→ **Directions for this task**
From the listing below, pick out each line with the word "error".

++++++

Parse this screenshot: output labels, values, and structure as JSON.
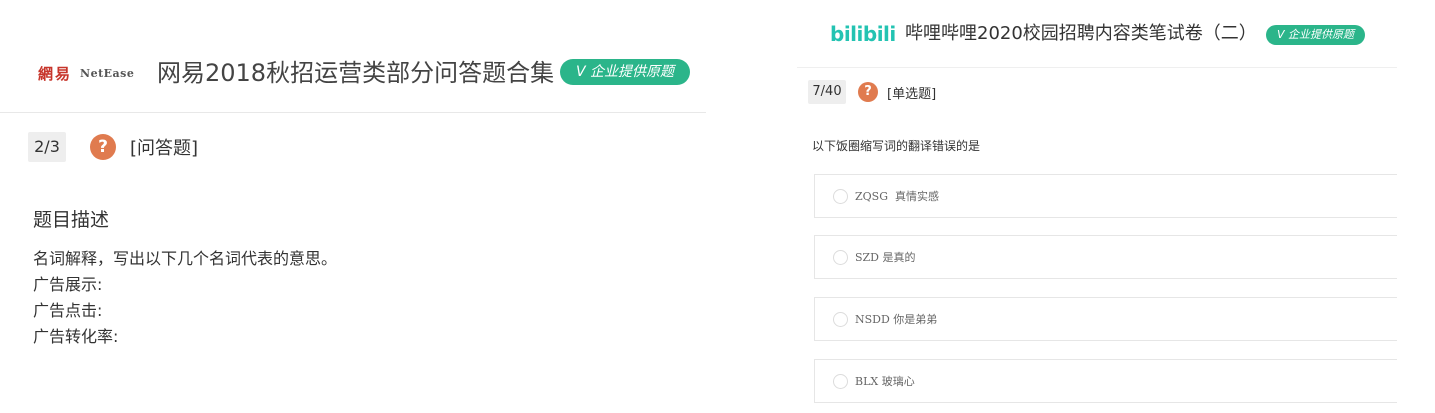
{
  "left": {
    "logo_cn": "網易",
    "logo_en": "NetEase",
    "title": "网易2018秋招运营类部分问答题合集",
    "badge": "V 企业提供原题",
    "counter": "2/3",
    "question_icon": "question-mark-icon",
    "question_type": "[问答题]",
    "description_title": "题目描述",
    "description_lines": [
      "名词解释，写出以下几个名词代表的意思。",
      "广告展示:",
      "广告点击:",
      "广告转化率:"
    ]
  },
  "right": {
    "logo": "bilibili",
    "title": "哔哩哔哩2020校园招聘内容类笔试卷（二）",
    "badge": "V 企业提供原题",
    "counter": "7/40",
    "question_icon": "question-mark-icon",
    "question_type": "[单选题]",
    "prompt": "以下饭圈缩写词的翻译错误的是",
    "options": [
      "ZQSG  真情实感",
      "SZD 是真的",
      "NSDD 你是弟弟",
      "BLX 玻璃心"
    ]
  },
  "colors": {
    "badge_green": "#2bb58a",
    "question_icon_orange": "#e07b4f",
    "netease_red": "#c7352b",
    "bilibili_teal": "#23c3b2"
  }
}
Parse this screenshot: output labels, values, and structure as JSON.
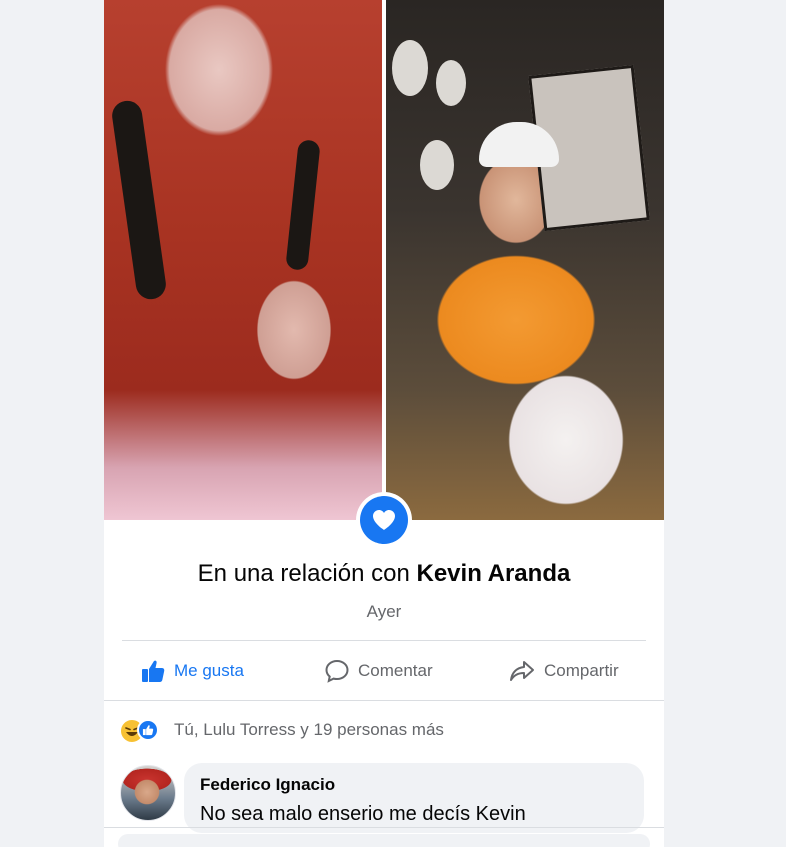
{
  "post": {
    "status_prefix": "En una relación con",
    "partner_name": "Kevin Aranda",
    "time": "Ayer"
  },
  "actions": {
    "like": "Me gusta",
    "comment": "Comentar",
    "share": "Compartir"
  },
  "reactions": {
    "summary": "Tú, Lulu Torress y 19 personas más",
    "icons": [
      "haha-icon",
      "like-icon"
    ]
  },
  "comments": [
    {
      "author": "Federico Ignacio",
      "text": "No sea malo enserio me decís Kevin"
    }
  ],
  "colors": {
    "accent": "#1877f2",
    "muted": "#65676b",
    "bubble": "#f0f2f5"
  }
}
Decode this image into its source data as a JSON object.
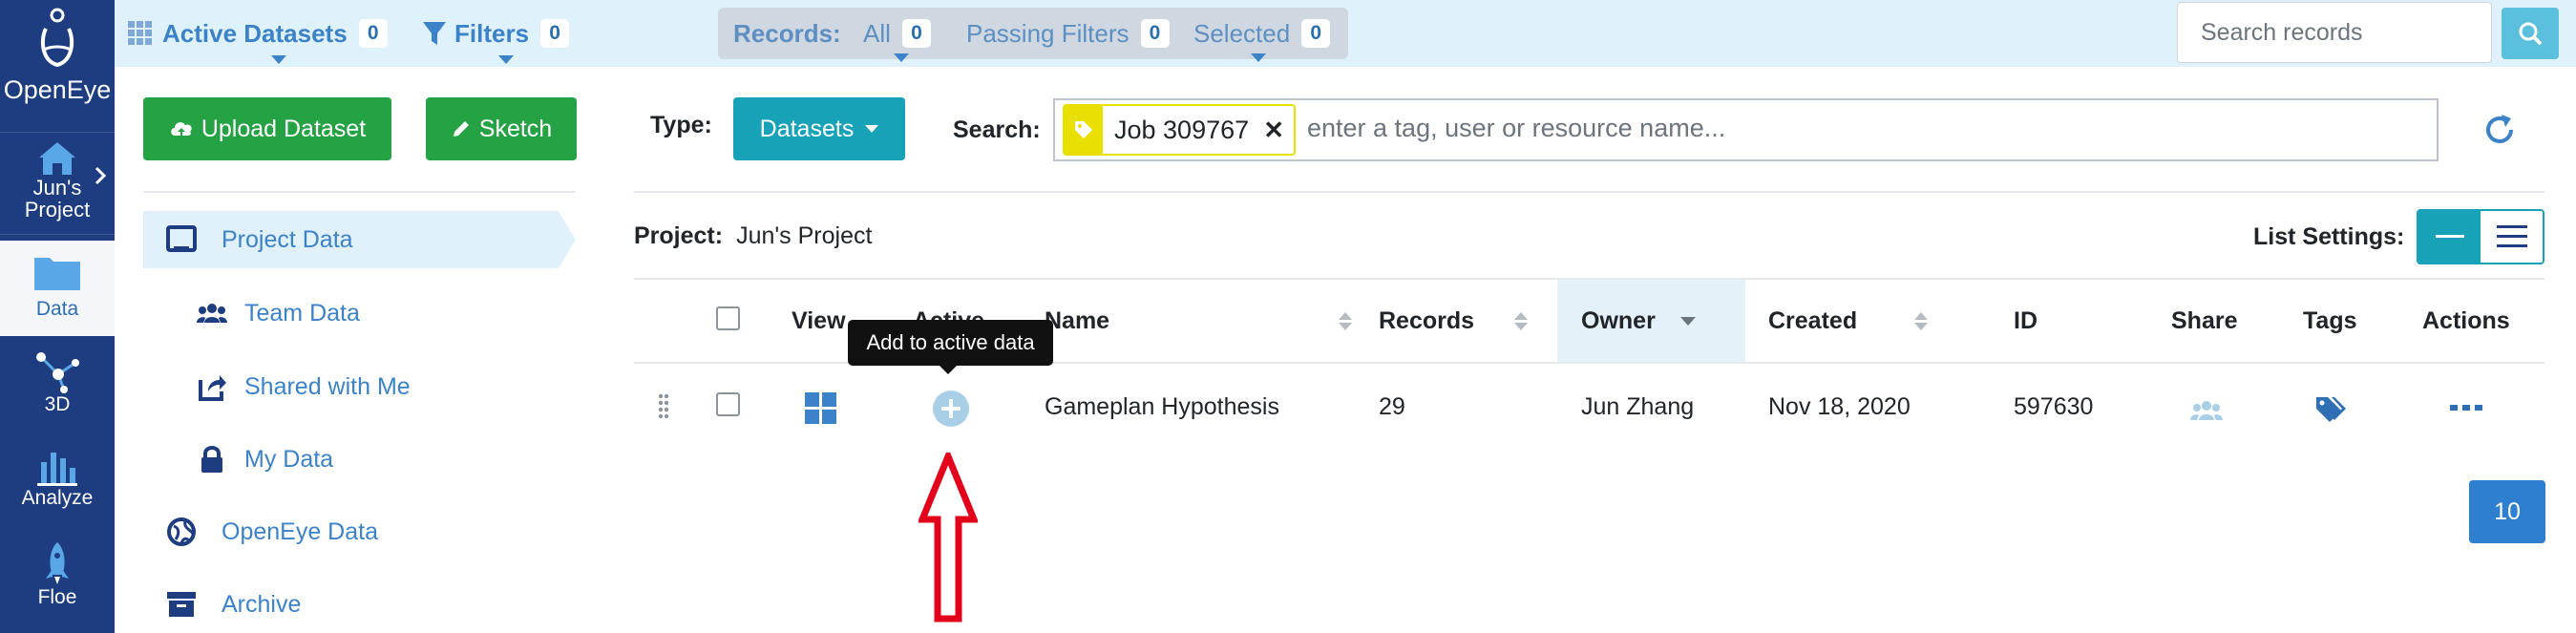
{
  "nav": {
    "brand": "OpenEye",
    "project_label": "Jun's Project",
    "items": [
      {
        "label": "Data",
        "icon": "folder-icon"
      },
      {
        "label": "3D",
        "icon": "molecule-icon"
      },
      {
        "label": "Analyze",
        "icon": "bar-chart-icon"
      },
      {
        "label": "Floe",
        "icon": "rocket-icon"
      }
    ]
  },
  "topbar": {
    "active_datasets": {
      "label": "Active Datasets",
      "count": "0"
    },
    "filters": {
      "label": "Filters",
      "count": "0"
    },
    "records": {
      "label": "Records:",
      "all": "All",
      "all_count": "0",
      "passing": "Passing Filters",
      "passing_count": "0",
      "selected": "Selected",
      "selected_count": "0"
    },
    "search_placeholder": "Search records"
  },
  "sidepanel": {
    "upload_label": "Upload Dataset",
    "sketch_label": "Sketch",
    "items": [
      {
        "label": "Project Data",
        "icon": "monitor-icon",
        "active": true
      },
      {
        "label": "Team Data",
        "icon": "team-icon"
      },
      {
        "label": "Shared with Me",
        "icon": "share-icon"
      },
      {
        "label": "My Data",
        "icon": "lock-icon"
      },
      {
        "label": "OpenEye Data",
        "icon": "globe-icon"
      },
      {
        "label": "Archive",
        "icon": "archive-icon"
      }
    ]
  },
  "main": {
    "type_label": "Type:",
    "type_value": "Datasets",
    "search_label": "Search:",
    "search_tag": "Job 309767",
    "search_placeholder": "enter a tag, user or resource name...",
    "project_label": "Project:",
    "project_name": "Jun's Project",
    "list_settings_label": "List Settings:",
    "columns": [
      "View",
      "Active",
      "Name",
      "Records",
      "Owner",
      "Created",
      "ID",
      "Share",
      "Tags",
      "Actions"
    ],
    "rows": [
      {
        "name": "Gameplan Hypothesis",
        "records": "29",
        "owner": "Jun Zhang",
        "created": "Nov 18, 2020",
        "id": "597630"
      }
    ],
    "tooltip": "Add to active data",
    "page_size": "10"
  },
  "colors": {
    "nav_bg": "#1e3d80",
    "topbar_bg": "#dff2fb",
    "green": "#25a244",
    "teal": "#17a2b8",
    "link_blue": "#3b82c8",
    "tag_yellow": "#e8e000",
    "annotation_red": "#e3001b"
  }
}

++++++

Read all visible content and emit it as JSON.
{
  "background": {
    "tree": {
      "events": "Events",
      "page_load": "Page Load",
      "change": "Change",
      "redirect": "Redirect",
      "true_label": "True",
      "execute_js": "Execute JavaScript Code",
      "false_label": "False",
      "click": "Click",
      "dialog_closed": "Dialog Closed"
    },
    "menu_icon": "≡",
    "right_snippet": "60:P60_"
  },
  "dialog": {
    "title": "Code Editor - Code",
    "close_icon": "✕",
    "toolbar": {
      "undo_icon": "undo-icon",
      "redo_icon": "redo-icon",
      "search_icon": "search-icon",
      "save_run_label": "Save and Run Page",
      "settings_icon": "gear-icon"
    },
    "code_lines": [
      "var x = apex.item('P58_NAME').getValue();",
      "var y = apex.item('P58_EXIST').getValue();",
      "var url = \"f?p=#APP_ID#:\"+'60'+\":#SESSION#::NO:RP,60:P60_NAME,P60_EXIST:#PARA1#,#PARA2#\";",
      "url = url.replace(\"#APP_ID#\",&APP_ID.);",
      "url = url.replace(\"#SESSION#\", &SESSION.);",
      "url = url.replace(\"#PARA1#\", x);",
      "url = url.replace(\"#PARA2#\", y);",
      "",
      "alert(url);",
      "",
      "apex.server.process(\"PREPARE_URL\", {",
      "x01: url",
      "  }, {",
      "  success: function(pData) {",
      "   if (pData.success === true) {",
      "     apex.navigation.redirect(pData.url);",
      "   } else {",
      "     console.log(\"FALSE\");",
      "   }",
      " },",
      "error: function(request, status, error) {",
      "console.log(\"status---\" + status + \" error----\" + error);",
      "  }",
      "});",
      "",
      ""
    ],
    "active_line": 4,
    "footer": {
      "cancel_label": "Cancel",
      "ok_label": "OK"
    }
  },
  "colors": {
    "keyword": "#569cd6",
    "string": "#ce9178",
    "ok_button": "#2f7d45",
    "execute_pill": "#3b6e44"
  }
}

++++++

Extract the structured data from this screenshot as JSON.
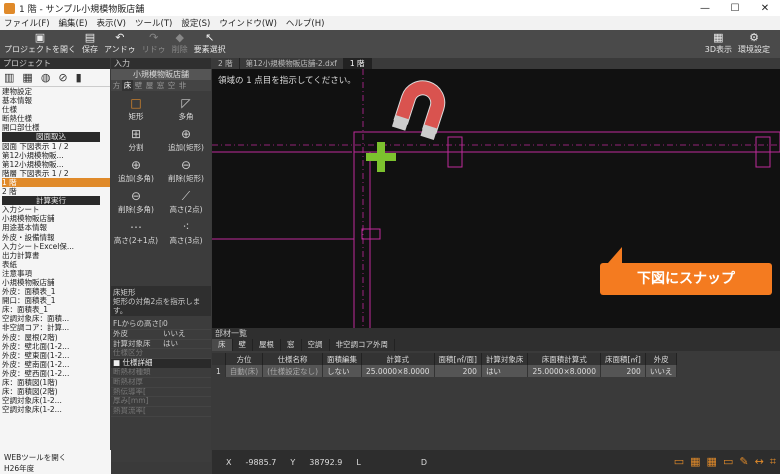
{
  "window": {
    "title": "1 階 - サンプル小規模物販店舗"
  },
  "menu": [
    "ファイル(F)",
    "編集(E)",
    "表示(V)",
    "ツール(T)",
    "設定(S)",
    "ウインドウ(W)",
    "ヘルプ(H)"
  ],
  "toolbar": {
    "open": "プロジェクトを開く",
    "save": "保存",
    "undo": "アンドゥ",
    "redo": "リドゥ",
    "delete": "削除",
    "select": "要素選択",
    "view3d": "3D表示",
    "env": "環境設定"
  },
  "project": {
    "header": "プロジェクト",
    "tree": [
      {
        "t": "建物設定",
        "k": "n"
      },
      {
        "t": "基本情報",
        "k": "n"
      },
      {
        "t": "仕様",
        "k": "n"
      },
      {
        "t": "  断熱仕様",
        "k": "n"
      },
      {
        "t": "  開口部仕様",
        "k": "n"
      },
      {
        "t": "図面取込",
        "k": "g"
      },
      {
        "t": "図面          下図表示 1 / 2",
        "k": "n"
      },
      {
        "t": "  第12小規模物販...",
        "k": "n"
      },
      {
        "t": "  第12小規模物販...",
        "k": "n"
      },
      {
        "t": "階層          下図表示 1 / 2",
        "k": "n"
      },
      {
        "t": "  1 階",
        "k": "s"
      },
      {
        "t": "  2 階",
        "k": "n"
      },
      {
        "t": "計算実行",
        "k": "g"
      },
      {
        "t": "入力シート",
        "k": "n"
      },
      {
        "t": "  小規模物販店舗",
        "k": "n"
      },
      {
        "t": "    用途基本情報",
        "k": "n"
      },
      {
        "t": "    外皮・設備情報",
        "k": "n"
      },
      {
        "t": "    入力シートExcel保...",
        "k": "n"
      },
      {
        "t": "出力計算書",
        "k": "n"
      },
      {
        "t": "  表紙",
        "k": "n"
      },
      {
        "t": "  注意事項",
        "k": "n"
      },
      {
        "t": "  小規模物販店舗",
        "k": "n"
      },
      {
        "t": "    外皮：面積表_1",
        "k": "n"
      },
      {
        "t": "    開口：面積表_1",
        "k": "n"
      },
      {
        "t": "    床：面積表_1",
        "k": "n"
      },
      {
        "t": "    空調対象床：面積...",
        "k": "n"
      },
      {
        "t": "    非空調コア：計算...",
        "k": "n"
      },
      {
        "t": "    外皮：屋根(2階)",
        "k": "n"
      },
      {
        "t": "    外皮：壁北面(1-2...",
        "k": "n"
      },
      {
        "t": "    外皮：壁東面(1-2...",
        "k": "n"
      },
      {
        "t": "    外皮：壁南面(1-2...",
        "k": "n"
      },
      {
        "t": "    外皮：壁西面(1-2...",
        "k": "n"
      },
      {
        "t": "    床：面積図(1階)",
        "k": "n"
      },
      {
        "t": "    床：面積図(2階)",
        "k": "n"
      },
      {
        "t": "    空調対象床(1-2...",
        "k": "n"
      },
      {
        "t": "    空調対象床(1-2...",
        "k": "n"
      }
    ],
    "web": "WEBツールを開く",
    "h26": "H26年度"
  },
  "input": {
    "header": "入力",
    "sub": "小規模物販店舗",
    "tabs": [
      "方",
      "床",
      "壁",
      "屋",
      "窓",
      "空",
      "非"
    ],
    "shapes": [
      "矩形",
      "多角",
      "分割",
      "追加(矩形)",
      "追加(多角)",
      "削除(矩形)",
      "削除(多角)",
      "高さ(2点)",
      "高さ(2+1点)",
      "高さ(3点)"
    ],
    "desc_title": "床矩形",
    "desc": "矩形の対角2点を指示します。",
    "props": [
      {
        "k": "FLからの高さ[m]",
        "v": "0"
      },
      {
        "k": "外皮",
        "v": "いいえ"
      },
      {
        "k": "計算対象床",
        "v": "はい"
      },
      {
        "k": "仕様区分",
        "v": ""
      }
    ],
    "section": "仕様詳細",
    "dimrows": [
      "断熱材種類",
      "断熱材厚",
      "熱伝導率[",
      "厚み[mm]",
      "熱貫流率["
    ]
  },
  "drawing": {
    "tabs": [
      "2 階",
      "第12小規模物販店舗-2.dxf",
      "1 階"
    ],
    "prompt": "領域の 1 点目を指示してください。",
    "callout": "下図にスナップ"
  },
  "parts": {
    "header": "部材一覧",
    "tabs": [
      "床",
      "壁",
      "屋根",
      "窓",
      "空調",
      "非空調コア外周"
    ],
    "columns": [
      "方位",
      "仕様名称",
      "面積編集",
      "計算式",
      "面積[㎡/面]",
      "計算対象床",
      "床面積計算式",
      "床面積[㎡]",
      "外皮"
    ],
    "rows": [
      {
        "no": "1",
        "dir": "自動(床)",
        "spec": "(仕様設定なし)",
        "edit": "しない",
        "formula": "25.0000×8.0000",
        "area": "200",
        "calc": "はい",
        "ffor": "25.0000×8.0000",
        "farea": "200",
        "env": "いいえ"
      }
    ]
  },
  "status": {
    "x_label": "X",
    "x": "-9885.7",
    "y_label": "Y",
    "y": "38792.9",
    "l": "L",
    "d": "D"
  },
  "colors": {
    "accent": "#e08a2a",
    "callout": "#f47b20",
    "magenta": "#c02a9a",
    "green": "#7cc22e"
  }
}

++++++

→ **Written response**
      "error: function(request, status, error) {",
      "console.log(\"status---\" + status + \" error----\" + error);",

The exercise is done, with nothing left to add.